Short task. Repeat every record below exactly, but leave out any pictures.

──────── Supplied records ────────

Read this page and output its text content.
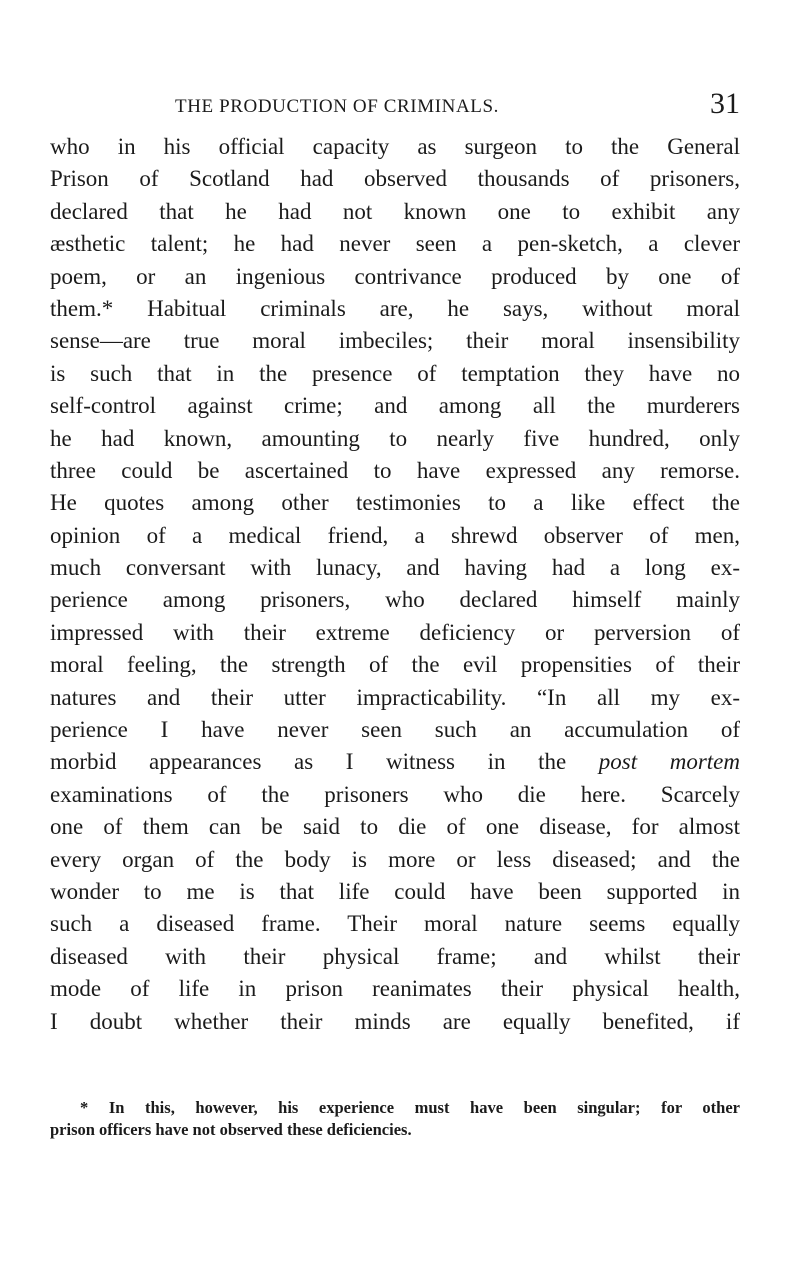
THE PRODUCTION OF CRIMINALS.	31
who in his official capacity as surgeon to the General
Prison of Scotland had observed thousands of prisoners,
declared that he had not known one to exhibit any
æsthetic talent; he had never seen a pen-sketch, a clever
poem, or an ingenious contrivance produced by one of
them.* Habitual criminals are, he says, without moral
sense—are true moral imbeciles; their moral insensibility
is such that in the presence of temptation they have no
self-control against crime; and among all the murderers
he had known, amounting to nearly five hundred, only
three could be ascertained to have expressed any remorse.
He quotes among other testimonies to a like effect the
opinion of a medical friend, a shrewd observer of men,
much conversant with lunacy, and having had a long ex-
perience among prisoners, who declared himself mainly
impressed with their extreme deficiency or perversion of
moral feeling, the strength of the evil propensities of their
natures and their utter impracticability. “In all my ex-
perience I have never seen such an accumulation of
morbid appearances as I witness in the post mortem
examinations of the prisoners who die here. Scarcely
one of them can be said to die of one disease, for almost
every organ of the body is more or less diseased; and the
wonder to me is that life could have been supported in
such a diseased frame. Their moral nature seems equally
diseased with their physical frame; and whilst their
mode of life in prison reanimates their physical health,
I doubt whether their minds are equally benefited, if
* In this, however, his experience must have been singular; for other
prison officers have not observed these deficiencies.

────────

Output for this exercise.
Read this page and output its text content.
THE PRODUCTION OF CRIMINALS.	31
who in his official capacity as surgeon to the General
Prison of Scotland had observed thousands of prisoners,
declared that he had not known one to exhibit any
æsthetic talent; he had never seen a pen-sketch, a clever
poem, or an ingenious contrivance produced by one of
them.* Habitual criminals are, he says, without moral
sense—are true moral imbeciles; their moral insensibility
is such that in the presence of temptation they have no
self-control against crime; and among all the murderers
he had known, amounting to nearly five hundred, only
three could be ascertained to have expressed any remorse.
He quotes among other testimonies to a like effect the
opinion of a medical friend, a shrewd observer of men,
much conversant with lunacy, and having had a long ex-
perience among prisoners, who declared himself mainly
impressed with their extreme deficiency or perversion of
moral feeling, the strength of the evil propensities of their
natures and their utter impracticability. “In all my ex-
perience I have never seen such an accumulation of
morbid appearances as I witness in the post mortem
examinations of the prisoners who die here. Scarcely
one of them can be said to die of one disease, for almost
every organ of the body is more or less diseased; and the
wonder to me is that life could have been supported in
such a diseased frame. Their moral nature seems equally
diseased with their physical frame; and whilst their
mode of life in prison reanimates their physical health,
I doubt whether their minds are equally benefited, if
* In this, however, his experience must have been singular; for other
prison officers have not observed these deficiencies.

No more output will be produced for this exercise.